◆ Problem requirements: Please retype the records below exactly, omitting any images.

——

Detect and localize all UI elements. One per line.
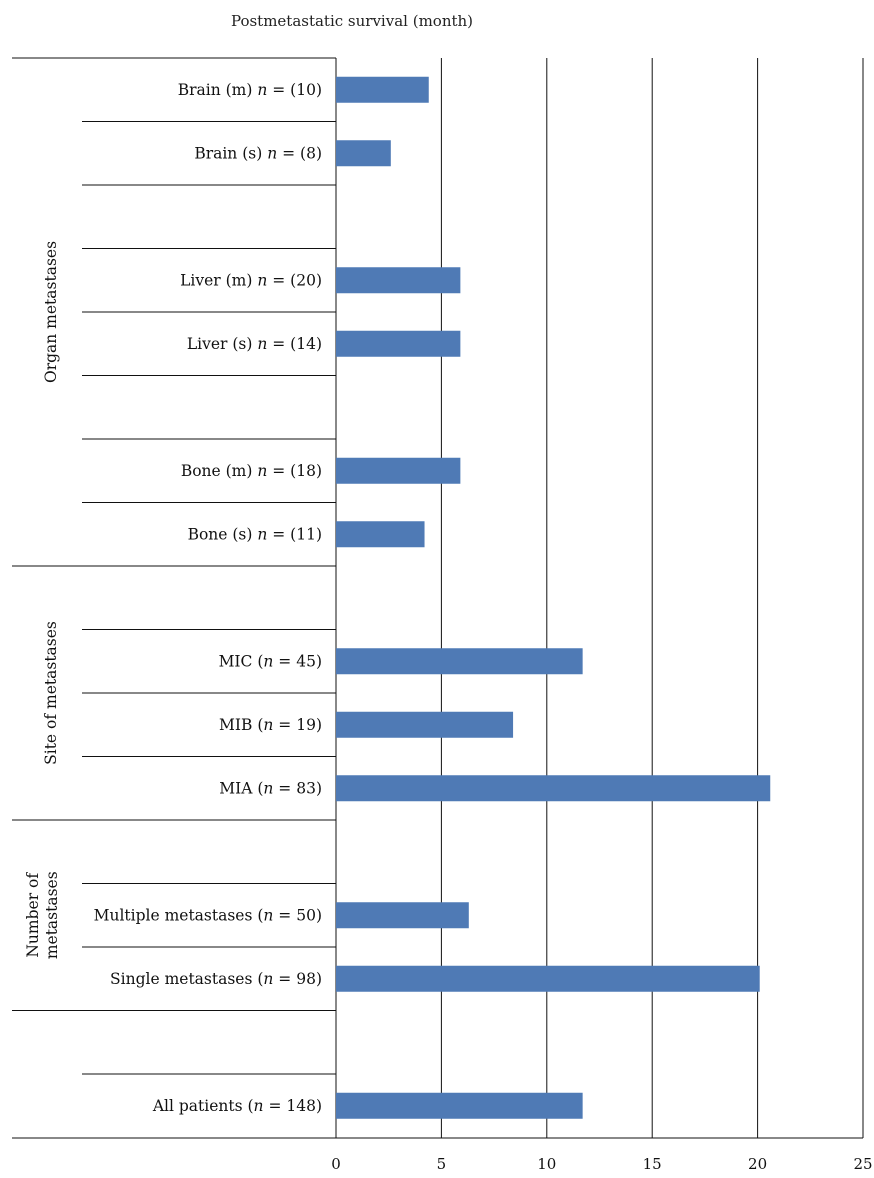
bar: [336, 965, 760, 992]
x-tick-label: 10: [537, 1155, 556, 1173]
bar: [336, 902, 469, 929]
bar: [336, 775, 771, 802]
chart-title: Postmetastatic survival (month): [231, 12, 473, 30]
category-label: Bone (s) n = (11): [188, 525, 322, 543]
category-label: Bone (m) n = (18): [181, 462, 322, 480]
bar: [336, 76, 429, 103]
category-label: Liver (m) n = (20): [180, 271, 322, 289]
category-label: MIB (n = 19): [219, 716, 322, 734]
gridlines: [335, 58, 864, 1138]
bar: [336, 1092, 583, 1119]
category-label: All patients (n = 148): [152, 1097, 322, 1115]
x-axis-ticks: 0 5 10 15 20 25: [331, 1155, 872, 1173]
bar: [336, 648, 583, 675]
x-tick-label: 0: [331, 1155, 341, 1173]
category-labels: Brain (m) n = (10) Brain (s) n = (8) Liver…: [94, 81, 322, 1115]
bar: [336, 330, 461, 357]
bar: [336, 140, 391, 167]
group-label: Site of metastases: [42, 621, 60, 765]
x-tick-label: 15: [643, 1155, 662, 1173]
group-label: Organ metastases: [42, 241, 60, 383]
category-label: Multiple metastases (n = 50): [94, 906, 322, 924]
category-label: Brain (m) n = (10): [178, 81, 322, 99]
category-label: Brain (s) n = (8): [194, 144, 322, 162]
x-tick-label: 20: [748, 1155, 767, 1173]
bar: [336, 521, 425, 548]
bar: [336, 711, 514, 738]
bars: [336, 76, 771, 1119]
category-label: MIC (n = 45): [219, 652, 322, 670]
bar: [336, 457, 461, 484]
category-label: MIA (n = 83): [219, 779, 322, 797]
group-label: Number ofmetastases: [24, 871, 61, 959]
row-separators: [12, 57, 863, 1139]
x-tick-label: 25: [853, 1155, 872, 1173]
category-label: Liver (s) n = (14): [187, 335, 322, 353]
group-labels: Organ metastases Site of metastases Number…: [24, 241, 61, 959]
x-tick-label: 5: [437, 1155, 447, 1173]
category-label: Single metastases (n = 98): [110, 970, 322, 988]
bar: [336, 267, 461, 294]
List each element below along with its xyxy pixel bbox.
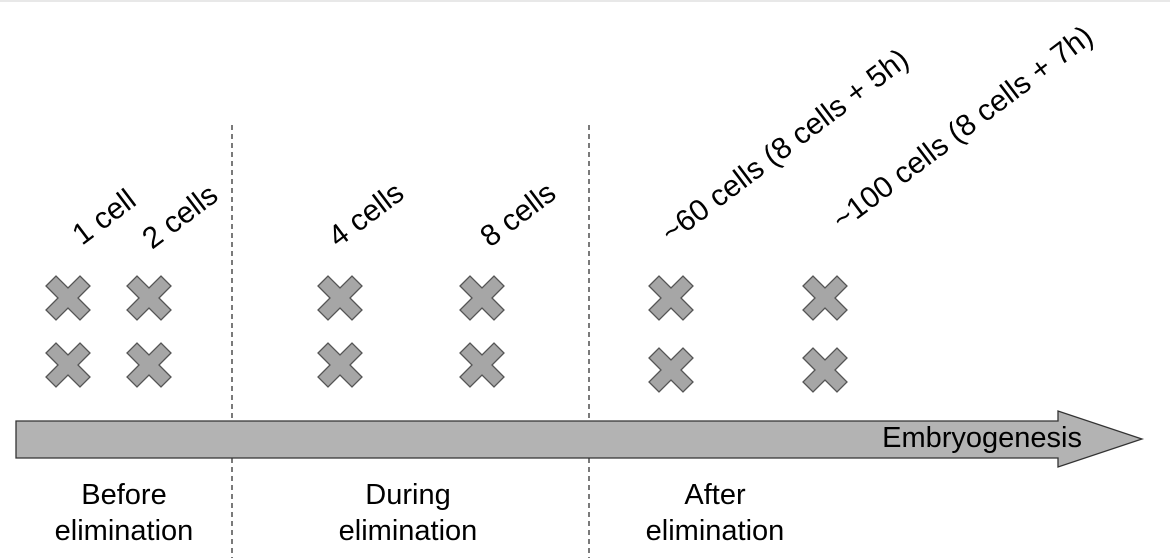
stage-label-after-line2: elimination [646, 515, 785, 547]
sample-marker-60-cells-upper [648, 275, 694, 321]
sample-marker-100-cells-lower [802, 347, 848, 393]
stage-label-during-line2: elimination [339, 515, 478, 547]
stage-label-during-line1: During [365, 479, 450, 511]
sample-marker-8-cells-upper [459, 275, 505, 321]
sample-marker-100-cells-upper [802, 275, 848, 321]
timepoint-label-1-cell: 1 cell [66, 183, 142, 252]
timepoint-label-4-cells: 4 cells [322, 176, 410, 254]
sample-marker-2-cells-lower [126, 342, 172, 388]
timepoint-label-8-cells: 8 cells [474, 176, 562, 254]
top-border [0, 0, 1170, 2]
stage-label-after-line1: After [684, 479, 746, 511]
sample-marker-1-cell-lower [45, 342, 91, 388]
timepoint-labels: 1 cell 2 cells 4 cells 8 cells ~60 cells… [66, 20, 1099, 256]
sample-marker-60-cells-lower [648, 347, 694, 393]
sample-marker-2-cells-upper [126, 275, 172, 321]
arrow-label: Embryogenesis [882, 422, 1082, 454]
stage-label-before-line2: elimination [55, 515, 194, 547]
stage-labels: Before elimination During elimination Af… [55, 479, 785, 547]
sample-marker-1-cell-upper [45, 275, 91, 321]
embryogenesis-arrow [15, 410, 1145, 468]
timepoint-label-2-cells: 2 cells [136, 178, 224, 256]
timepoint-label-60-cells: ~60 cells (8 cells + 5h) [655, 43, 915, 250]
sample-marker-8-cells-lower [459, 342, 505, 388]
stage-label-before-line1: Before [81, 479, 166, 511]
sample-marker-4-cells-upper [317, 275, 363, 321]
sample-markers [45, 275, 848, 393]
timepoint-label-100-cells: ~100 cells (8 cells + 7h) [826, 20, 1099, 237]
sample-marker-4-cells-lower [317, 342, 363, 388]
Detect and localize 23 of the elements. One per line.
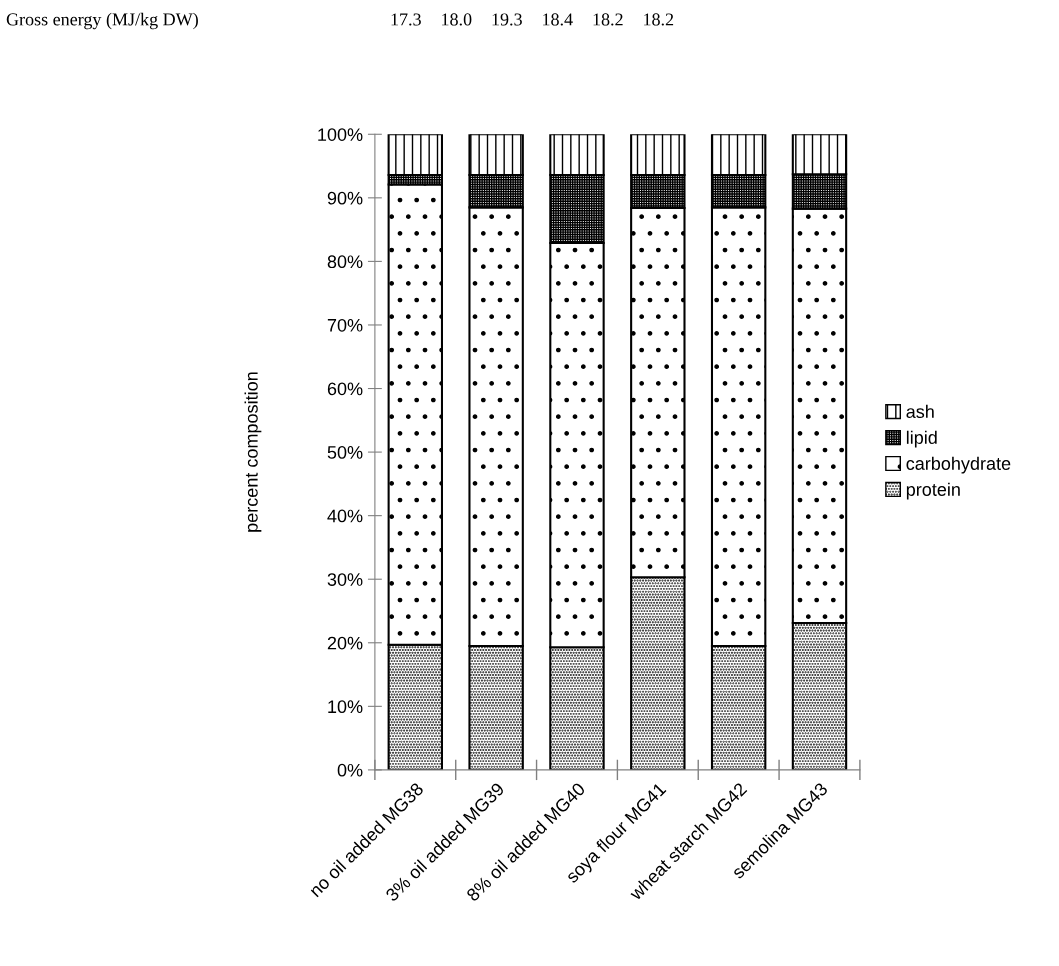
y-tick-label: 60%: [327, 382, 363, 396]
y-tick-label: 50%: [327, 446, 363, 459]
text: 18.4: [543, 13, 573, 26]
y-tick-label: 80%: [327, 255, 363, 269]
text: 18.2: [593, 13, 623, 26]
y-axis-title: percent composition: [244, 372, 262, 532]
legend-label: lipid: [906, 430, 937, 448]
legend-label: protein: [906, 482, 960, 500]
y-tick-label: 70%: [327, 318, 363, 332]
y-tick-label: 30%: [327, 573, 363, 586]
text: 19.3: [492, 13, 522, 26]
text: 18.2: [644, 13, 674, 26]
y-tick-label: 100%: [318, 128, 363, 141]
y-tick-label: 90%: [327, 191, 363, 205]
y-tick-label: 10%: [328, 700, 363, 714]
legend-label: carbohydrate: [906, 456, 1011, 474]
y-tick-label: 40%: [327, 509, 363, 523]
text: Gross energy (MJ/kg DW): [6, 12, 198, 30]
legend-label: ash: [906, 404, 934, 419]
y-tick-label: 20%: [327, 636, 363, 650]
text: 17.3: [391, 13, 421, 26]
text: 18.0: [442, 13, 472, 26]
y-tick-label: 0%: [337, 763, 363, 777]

——

◆ Task output:
Detect and localize all UI elements. One per line.
bar: [336, 965, 760, 992]
x-tick-label: 10: [537, 1155, 556, 1173]
bar: [336, 902, 469, 929]
bar: [336, 775, 771, 802]
chart-title: Postmetastatic survival (month): [231, 12, 473, 30]
category-label: Bone (s) n = (11): [188, 525, 322, 543]
category-label: Bone (m) n = (18): [181, 462, 322, 480]
bar: [336, 76, 429, 103]
category-label: Liver (m) n = (20): [180, 271, 322, 289]
category-label: MIB (n = 19): [219, 716, 322, 734]
gridlines: [335, 58, 864, 1138]
bar: [336, 1092, 583, 1119]
category-label: All patients (n = 148): [152, 1097, 322, 1115]
x-axis-ticks: 0 5 10 15 20 25: [331, 1155, 872, 1173]
bar: [336, 648, 583, 675]
x-tick-label: 0: [331, 1155, 341, 1173]
category-labels: Brain (m) n = (10) Brain (s) n = (8) Liver…: [94, 81, 322, 1115]
bar: [336, 330, 461, 357]
bar: [336, 140, 391, 167]
group-label: Site of metastases: [42, 621, 60, 765]
x-tick-label: 15: [643, 1155, 662, 1173]
group-label: Organ metastases: [42, 241, 60, 383]
category-label: Multiple metastases (n = 50): [94, 906, 322, 924]
category-label: Brain (m) n = (10): [178, 81, 322, 99]
category-label: Brain (s) n = (8): [194, 144, 322, 162]
x-tick-label: 20: [748, 1155, 767, 1173]
bar: [336, 521, 425, 548]
bar: [336, 711, 514, 738]
bars: [336, 76, 771, 1119]
category-label: MIC (n = 45): [219, 652, 322, 670]
bar: [336, 457, 461, 484]
category-label: MIA (n = 83): [219, 779, 322, 797]
group-label: Number ofmetastases: [24, 871, 61, 959]
row-separators: [12, 57, 863, 1139]
x-tick-label: 25: [853, 1155, 872, 1173]
category-label: Liver (s) n = (14): [187, 335, 322, 353]
group-labels: Organ metastases Site of metastases Number…: [24, 241, 61, 959]
x-tick-label: 5: [437, 1155, 447, 1173]
category-label: Single metastases (n = 98): [110, 970, 322, 988]
bar: [336, 267, 461, 294]
List each element below along with its xyxy pixel bbox.
stage-label-after-line2: elimination [646, 515, 785, 547]
sample-marker-60-cells-upper [648, 275, 694, 321]
sample-marker-100-cells-lower [802, 347, 848, 393]
stage-label-during-line2: elimination [339, 515, 478, 547]
stage-label-during-line1: During [365, 479, 450, 511]
sample-marker-8-cells-upper [459, 275, 505, 321]
sample-marker-100-cells-upper [802, 275, 848, 321]
timepoint-label-1-cell: 1 cell [66, 183, 142, 252]
timepoint-label-4-cells: 4 cells [322, 176, 410, 254]
sample-marker-2-cells-lower [126, 342, 172, 388]
timepoint-label-8-cells: 8 cells [474, 176, 562, 254]
top-border [0, 0, 1170, 2]
stage-label-after-line1: After [684, 479, 746, 511]
sample-marker-1-cell-lower [45, 342, 91, 388]
timepoint-labels: 1 cell 2 cells 4 cells 8 cells ~60 cells… [66, 20, 1099, 256]
sample-marker-60-cells-lower [648, 347, 694, 393]
sample-marker-2-cells-upper [126, 275, 172, 321]
arrow-label: Embryogenesis [882, 422, 1082, 454]
stage-label-before-line2: elimination [55, 515, 194, 547]
stage-labels: Before elimination During elimination Af… [55, 479, 785, 547]
sample-marker-1-cell-upper [45, 275, 91, 321]
embryogenesis-arrow [15, 410, 1145, 468]
timepoint-label-2-cells: 2 cells [136, 178, 224, 256]
timepoint-label-60-cells: ~60 cells (8 cells + 5h) [655, 43, 915, 250]
sample-marker-8-cells-lower [459, 342, 505, 388]
stage-label-before-line1: Before [81, 479, 166, 511]
sample-marker-4-cells-upper [317, 275, 363, 321]
sample-markers [45, 275, 848, 393]
timepoint-label-100-cells: ~100 cells (8 cells + 7h) [826, 20, 1099, 237]
sample-marker-4-cells-lower [317, 342, 363, 388]
Detect and localize 23 of the elements. One per line.
y-tick-label: 60%: [327, 382, 363, 396]
y-tick-label: 50%: [327, 446, 363, 459]
text: 18.4: [543, 13, 573, 26]
y-tick-label: 80%: [327, 255, 363, 269]
text: 18.2: [593, 13, 623, 26]
y-axis-title: percent composition: [244, 372, 262, 532]
legend-label: lipid: [906, 430, 937, 448]
legend-label: protein: [906, 482, 960, 500]
y-tick-label: 70%: [327, 318, 363, 332]
y-tick-label: 30%: [327, 573, 363, 586]
text: 19.3: [492, 13, 522, 26]
text: 18.2: [644, 13, 674, 26]
y-tick-label: 100%: [318, 128, 363, 141]
y-tick-label: 90%: [327, 191, 363, 205]
y-tick-label: 10%: [328, 700, 363, 714]
legend-label: carbohydrate: [906, 456, 1011, 474]
y-tick-label: 40%: [327, 509, 363, 523]
text: Gross energy (MJ/kg DW): [6, 12, 198, 30]
legend-label: ash: [906, 404, 934, 419]
y-tick-label: 20%: [327, 636, 363, 650]
text: 17.3: [391, 13, 421, 26]
text: 18.0: [442, 13, 472, 26]
y-tick-label: 0%: [337, 763, 363, 777]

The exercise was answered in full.